**GOAL**
Return every line of the data below that includes the string "uploaded".

Extracted data entries:
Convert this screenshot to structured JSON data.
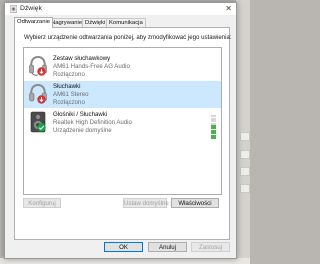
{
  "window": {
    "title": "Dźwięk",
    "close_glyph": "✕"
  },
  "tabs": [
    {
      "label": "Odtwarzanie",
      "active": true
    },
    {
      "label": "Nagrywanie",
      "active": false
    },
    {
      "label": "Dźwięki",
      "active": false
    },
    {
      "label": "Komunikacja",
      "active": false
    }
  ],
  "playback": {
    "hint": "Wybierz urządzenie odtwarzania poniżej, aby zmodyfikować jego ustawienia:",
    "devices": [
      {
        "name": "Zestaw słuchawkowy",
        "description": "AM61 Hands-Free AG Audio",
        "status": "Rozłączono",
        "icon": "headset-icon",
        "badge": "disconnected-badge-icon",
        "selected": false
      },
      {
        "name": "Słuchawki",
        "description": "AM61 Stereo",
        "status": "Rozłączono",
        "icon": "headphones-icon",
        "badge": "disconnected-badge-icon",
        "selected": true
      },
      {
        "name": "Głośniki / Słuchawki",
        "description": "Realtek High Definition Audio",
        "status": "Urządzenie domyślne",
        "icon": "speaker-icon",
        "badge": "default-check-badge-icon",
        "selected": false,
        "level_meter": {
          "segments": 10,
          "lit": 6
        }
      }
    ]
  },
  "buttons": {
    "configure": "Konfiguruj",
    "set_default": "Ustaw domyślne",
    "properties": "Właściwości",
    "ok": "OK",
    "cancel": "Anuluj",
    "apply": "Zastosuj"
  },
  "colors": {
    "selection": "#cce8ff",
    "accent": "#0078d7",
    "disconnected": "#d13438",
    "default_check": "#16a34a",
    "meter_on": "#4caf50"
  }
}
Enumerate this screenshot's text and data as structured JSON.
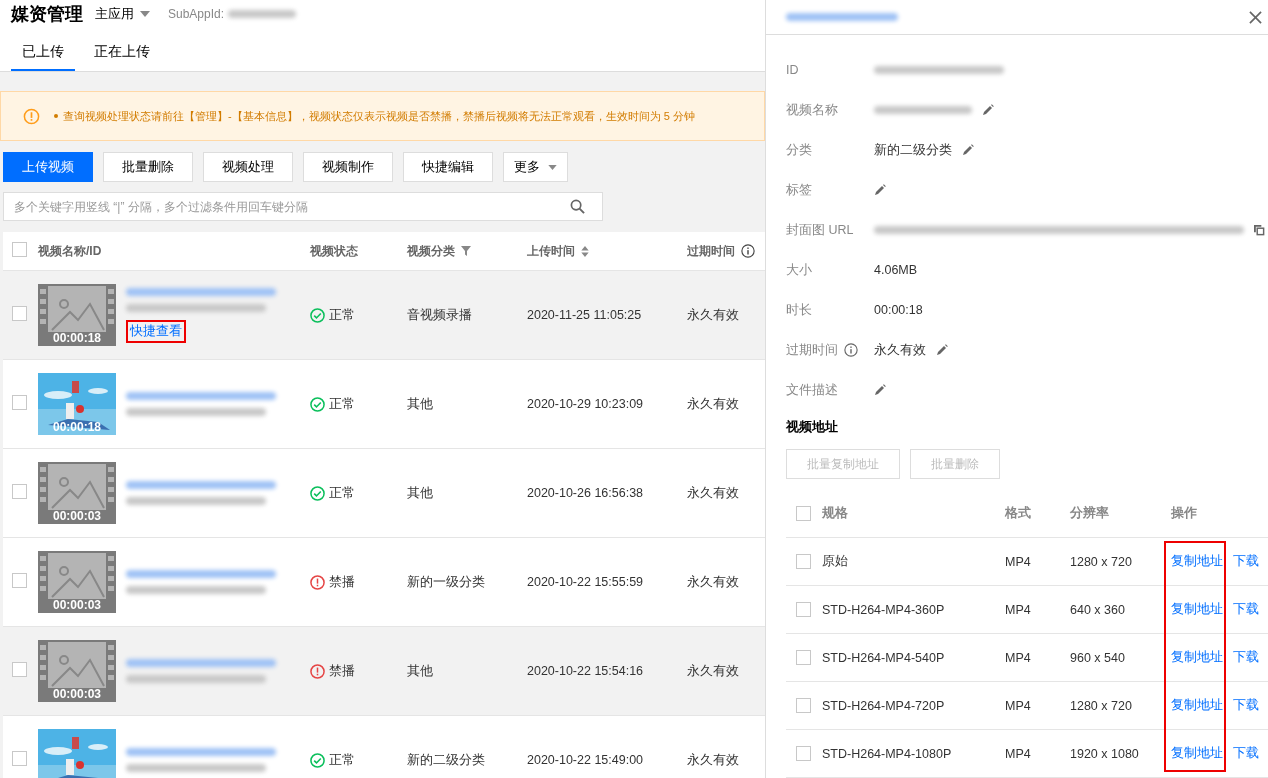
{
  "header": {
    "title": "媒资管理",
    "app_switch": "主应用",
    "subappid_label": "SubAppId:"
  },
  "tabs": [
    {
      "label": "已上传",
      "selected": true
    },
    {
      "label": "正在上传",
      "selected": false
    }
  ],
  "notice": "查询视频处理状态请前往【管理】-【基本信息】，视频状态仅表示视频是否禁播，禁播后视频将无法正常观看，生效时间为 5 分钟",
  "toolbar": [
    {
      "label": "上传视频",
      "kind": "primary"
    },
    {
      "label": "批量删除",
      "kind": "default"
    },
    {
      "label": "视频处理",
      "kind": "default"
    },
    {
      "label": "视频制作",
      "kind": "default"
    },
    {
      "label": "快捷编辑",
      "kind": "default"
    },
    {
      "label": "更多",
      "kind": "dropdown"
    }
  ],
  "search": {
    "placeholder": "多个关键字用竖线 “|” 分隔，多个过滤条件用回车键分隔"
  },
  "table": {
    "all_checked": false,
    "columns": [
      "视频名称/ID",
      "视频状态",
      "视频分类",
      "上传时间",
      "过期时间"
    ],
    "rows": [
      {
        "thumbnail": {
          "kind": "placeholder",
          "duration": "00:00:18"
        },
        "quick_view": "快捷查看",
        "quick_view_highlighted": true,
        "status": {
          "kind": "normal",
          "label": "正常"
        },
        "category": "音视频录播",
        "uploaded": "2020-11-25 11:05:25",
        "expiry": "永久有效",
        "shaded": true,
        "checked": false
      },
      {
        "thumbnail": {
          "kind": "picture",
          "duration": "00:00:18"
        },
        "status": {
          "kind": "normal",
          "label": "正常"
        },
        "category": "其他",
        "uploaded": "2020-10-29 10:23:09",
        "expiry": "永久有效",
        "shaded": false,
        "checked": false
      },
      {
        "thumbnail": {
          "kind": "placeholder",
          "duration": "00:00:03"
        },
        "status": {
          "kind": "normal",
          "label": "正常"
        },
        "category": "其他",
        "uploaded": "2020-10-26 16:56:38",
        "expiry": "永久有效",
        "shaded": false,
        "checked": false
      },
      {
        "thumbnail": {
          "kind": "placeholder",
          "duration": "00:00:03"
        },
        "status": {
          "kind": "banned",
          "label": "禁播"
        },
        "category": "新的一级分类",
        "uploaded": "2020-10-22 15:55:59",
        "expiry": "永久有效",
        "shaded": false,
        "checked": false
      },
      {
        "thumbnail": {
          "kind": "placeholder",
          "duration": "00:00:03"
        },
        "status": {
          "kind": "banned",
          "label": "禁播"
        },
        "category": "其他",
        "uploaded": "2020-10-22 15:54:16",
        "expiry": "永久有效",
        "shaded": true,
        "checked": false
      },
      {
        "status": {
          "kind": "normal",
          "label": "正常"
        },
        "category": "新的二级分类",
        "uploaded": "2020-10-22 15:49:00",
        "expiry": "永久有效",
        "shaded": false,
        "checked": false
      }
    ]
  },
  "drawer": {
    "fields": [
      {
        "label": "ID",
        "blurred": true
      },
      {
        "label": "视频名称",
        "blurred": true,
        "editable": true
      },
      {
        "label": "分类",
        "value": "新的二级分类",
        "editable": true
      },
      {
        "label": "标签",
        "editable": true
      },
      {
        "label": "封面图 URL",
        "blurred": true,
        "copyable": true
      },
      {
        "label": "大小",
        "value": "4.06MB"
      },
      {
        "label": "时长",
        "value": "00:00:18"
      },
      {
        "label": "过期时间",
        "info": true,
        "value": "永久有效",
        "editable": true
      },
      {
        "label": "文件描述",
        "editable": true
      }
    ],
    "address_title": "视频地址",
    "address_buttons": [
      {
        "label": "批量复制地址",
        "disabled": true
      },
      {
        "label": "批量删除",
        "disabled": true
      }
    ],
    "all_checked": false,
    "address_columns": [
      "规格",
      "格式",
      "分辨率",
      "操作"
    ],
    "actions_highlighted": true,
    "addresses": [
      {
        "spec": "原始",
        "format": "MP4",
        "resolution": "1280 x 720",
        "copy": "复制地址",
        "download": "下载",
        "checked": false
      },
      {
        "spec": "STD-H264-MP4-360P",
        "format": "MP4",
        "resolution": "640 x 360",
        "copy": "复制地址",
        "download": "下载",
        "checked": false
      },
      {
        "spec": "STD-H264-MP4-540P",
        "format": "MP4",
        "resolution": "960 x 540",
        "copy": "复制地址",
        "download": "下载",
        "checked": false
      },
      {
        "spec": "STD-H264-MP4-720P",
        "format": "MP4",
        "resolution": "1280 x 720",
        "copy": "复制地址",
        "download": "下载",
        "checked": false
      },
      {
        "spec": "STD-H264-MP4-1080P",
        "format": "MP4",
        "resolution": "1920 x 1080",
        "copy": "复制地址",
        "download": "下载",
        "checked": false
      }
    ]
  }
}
==
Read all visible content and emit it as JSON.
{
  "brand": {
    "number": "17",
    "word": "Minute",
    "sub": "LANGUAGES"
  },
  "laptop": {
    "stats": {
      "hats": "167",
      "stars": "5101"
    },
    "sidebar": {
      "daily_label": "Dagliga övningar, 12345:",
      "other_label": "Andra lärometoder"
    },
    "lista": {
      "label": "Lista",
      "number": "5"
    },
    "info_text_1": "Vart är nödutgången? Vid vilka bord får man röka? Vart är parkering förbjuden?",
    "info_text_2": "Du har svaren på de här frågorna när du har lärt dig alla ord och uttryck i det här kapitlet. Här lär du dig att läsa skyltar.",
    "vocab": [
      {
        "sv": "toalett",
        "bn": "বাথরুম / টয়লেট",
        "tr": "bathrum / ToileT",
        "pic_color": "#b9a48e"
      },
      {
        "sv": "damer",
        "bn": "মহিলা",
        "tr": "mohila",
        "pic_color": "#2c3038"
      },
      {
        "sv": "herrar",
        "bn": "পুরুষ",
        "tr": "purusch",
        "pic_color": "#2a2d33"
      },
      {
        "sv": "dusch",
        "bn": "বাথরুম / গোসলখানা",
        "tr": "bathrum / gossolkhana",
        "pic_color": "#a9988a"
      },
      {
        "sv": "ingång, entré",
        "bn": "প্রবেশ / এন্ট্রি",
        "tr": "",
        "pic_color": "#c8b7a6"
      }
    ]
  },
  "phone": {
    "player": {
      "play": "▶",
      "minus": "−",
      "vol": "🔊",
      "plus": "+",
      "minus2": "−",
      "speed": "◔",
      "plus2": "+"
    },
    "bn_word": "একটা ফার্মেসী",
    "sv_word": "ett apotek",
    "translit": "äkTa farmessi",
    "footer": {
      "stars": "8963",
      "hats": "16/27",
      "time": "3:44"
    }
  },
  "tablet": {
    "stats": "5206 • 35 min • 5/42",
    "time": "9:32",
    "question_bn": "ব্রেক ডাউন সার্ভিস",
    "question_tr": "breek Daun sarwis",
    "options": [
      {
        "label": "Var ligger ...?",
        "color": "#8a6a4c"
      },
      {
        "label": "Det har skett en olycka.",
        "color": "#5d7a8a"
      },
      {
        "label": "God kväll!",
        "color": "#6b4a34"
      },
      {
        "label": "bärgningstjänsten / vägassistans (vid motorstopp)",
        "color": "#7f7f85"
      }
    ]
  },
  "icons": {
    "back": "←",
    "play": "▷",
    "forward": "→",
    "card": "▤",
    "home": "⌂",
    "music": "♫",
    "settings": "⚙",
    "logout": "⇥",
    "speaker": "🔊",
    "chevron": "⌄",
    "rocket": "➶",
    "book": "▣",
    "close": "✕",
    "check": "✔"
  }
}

**THE OUTPUT**
        "uploaded": "2020-11-25 11:05:25",
        "uploaded": "2020-10-29 10:23:09",
        "uploaded": "2020-10-26 16:56:38",
        "uploaded": "2020-10-22 15:55:59",
        "uploaded": "2020-10-22 15:54:16",
        "uploaded": "2020-10-22 15:49:00",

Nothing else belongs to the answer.